* DIRECTIONS FOR THIS TASK *
Gather up every line that includes the string "name".

* WORKING DATA *
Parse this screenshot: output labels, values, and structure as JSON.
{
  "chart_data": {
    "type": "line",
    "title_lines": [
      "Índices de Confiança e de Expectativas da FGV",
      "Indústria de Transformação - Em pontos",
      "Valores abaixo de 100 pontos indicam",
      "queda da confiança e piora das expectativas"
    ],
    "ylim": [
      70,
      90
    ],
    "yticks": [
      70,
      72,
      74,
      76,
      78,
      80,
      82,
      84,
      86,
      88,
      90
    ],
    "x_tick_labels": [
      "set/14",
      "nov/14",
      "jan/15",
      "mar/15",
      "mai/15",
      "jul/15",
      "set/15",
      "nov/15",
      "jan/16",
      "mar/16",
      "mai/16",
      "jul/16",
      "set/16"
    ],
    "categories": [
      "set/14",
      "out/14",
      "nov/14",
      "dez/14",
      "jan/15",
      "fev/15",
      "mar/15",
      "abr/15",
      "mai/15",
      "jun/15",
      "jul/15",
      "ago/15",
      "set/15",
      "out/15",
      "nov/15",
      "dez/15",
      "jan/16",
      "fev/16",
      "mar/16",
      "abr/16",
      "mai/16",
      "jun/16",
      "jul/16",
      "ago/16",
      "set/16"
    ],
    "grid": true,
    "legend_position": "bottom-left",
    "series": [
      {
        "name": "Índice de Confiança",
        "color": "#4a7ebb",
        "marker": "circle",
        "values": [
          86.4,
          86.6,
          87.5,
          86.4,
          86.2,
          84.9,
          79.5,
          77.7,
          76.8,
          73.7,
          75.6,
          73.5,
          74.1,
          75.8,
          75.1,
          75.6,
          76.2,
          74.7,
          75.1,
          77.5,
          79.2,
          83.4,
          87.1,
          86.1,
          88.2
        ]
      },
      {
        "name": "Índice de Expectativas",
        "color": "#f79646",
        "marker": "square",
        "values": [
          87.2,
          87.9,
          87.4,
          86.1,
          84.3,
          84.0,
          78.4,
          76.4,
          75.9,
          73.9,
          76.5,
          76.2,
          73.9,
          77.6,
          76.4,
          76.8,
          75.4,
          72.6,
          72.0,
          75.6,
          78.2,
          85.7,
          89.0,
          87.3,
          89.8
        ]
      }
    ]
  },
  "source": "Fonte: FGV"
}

...

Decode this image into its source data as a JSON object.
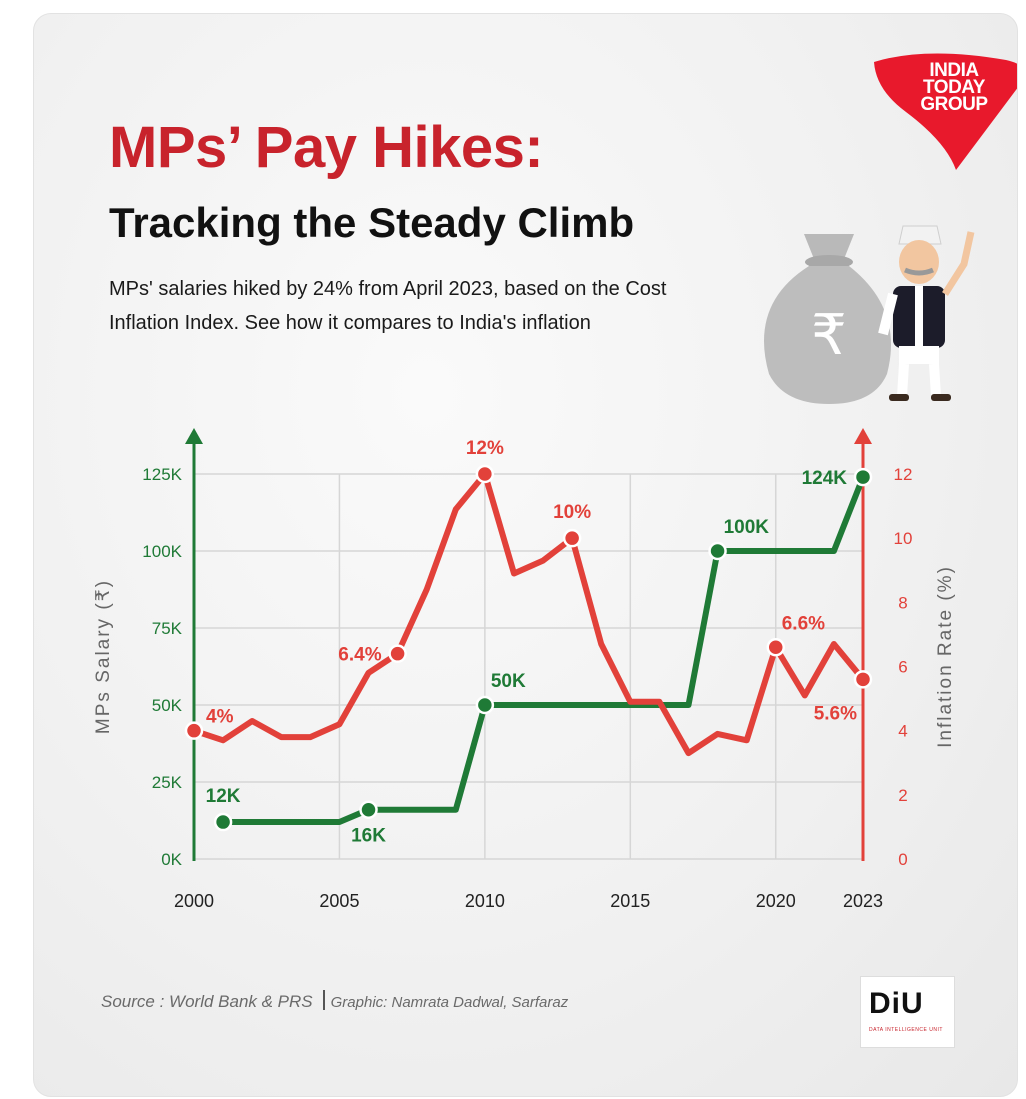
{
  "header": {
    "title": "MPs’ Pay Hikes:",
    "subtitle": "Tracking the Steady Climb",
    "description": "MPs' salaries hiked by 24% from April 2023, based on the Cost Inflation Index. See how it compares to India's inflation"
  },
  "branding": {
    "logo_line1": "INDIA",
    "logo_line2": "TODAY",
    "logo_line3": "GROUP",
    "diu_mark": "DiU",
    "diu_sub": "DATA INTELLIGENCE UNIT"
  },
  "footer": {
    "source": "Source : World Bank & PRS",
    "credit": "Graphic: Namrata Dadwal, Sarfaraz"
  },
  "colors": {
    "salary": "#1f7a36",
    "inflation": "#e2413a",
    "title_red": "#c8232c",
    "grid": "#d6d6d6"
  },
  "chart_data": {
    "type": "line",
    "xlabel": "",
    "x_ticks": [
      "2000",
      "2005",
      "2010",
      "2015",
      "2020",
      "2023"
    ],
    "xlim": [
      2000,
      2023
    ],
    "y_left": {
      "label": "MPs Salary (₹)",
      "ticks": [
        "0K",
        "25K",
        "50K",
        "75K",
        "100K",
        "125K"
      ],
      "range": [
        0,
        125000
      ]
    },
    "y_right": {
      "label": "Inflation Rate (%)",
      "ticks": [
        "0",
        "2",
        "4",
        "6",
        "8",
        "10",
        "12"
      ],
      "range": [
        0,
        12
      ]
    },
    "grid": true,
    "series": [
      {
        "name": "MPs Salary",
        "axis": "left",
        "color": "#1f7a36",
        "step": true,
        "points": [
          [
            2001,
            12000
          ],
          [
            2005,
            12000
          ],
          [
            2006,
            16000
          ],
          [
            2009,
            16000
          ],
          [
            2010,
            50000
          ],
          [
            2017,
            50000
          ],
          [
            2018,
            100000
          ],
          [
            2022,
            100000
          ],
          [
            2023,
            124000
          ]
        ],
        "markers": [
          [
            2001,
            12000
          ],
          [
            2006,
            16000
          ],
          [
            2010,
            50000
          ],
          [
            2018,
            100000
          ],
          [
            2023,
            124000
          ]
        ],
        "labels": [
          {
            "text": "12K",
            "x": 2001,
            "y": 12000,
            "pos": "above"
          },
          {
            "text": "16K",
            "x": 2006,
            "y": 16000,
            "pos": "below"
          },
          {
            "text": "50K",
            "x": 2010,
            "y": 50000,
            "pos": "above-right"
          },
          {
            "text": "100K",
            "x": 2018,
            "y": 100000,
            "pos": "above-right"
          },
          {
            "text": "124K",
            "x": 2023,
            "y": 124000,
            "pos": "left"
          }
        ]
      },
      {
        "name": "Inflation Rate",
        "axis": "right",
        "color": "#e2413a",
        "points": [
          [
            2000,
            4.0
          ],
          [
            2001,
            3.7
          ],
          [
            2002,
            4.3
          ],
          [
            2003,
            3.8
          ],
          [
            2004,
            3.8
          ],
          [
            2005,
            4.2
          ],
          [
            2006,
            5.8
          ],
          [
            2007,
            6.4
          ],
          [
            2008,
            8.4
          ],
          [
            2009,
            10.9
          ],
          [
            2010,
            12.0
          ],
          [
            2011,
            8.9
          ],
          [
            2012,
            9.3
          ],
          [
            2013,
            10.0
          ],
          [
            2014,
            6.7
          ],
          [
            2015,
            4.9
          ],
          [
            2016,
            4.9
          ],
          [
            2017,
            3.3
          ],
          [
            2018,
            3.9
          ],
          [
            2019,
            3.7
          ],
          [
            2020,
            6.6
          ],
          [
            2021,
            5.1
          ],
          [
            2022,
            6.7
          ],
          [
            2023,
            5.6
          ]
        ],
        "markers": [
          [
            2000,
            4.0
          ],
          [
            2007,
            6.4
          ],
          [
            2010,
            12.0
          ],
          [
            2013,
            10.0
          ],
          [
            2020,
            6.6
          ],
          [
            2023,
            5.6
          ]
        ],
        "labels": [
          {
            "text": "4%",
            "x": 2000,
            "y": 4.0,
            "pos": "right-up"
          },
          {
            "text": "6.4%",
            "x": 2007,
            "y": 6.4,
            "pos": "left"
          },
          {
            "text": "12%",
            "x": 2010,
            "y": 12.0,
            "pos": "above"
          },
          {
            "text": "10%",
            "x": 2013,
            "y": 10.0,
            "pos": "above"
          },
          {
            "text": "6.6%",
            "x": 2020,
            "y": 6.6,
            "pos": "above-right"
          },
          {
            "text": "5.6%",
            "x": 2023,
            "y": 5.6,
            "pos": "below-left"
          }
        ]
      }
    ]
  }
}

* FULL OUTPUT *
        "name": "Índice de Confiança",
        "name": "Índice de Expectativas",
        "name": "MPs Salary",
        "name": "Inflation Rate",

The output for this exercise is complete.